SELECTED EXCERPT >>

==============================

Federated learning (FL) has evolved as a prominent method for edge devices to cooperatively create a unified prediction model while securing their sensitive training data local to the device. Despite the existence of numerous research frameworks for simulating FL algorithms, they do not facilitate comprehensive deployment for automatic speech recognition tasks on heterogeneous edge devices. This is where Ed-Fed, a comprehensive and generic FL framework, comes in as a foundation for future practical FL system research.
What is Federated Learning?
The above figure shows a general FL setting. It consists of a set of clients (edge devices) and a server. The server maintains a global model, whose copy is initially sent to a subset of clients. These clients train their local model using the local data and communicate back the updated weights to the server. The server aggregates the weights using a strategy. This process is repeated for several rounds until the global model achieves a better accuracy.
Ed-Fed Framework
Now, we will go through our Ed-Fed framework. We first discuss the methodology for facilitating on-device training and weight updation of models in the clients, followed by a brief overview on the communication protocol and the server-side algorithms used.

==============================

EXERCISE 1 >>
In the federated learning passage, what does the server do with the updated weights that clients send back?
EXERCISE 2 >>
Copy everything in the federated learning passage from "The above figure" down to "server-side algorithms used.", keeping every word and punctuation mark unchanged.

==============================

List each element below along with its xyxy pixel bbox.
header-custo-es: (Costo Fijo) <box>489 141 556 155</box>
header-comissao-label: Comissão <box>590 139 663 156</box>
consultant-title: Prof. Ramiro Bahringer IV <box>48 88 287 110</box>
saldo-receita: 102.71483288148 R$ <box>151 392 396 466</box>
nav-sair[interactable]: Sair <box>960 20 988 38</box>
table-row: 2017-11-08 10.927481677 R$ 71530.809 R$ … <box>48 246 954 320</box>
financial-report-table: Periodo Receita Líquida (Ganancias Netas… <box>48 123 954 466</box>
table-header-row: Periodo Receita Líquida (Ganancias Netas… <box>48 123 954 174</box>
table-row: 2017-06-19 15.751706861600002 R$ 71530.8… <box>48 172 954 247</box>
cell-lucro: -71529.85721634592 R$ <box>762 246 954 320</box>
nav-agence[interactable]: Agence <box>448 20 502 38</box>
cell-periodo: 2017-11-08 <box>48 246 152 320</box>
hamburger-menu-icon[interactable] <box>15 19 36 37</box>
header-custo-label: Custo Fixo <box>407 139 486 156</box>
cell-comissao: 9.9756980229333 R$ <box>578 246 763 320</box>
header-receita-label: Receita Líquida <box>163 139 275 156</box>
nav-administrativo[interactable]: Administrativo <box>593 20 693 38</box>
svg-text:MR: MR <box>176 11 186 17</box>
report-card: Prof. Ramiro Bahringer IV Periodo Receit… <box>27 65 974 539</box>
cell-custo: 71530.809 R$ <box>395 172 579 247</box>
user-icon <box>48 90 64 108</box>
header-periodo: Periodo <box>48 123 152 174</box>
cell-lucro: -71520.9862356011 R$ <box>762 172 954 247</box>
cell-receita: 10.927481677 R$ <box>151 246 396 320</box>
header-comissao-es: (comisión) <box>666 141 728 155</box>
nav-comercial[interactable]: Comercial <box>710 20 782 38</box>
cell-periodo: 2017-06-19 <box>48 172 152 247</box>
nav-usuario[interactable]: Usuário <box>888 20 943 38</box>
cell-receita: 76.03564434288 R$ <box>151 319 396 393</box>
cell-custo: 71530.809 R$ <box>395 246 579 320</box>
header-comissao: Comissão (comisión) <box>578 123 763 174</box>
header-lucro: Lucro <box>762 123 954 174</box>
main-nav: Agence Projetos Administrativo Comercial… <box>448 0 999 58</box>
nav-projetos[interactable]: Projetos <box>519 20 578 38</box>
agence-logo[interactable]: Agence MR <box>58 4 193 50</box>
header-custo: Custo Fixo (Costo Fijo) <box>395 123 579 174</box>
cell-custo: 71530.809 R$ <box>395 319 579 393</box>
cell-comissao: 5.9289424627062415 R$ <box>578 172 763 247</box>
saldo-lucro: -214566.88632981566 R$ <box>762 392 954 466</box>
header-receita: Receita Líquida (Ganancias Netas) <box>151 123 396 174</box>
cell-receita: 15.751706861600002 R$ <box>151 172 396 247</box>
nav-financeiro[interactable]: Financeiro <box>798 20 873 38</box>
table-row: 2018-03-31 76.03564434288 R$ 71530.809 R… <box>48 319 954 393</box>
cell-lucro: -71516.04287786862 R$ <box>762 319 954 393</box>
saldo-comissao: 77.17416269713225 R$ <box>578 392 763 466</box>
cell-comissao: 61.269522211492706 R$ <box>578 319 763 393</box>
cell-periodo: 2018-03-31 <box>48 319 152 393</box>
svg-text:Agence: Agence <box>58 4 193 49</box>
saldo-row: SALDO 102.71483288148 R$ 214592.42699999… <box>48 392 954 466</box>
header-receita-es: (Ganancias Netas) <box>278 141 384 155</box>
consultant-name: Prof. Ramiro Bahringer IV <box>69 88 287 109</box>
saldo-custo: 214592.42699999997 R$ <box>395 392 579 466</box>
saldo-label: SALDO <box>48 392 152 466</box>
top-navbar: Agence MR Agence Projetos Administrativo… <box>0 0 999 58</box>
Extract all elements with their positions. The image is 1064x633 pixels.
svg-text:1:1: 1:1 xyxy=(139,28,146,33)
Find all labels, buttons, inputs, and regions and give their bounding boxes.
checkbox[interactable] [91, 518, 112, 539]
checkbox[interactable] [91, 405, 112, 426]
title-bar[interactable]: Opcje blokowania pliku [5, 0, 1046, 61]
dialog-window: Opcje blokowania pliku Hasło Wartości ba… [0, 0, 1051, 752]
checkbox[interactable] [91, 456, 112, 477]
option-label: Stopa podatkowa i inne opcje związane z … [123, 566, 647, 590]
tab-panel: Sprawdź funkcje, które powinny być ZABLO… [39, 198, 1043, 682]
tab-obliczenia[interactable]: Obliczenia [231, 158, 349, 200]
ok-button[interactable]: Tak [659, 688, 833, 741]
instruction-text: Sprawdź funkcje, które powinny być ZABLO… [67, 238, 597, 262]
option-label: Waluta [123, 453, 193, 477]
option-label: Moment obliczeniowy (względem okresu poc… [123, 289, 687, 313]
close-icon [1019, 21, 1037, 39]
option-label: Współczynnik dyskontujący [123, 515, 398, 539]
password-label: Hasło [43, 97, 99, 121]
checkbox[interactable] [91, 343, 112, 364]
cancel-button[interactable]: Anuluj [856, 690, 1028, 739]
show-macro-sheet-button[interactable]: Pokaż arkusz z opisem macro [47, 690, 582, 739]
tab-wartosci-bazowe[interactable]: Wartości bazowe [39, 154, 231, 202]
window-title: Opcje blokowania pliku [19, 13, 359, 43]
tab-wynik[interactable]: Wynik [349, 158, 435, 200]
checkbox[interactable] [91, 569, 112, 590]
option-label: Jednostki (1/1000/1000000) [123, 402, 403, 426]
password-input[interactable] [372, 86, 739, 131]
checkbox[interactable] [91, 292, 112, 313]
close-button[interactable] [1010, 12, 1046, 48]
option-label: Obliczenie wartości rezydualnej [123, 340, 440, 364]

==============================

WRITTEN ANSWER 1 >>
It aggregates the weights using a strategy.

WRITTEN ANSWER 2 >>
The above figure shows a general FL setting. It consists of a set of clients (edge devices) and a server. The server maintains a global model, whose copy is initially sent to a subset of clients. These clients train their local model using the local data and communicate back the updated weights to the server. The server aggregates the weights using a strategy. This process is repeated for several rounds until the global model achieves a better accuracy.
Ed-Fed Framework
Now, we will go through our Ed-Fed framework. We first discuss the methodology for facilitating on-device training and weight updation of models in the clients, followed by a brief overview on the communication protocol and the server-side algorithms used.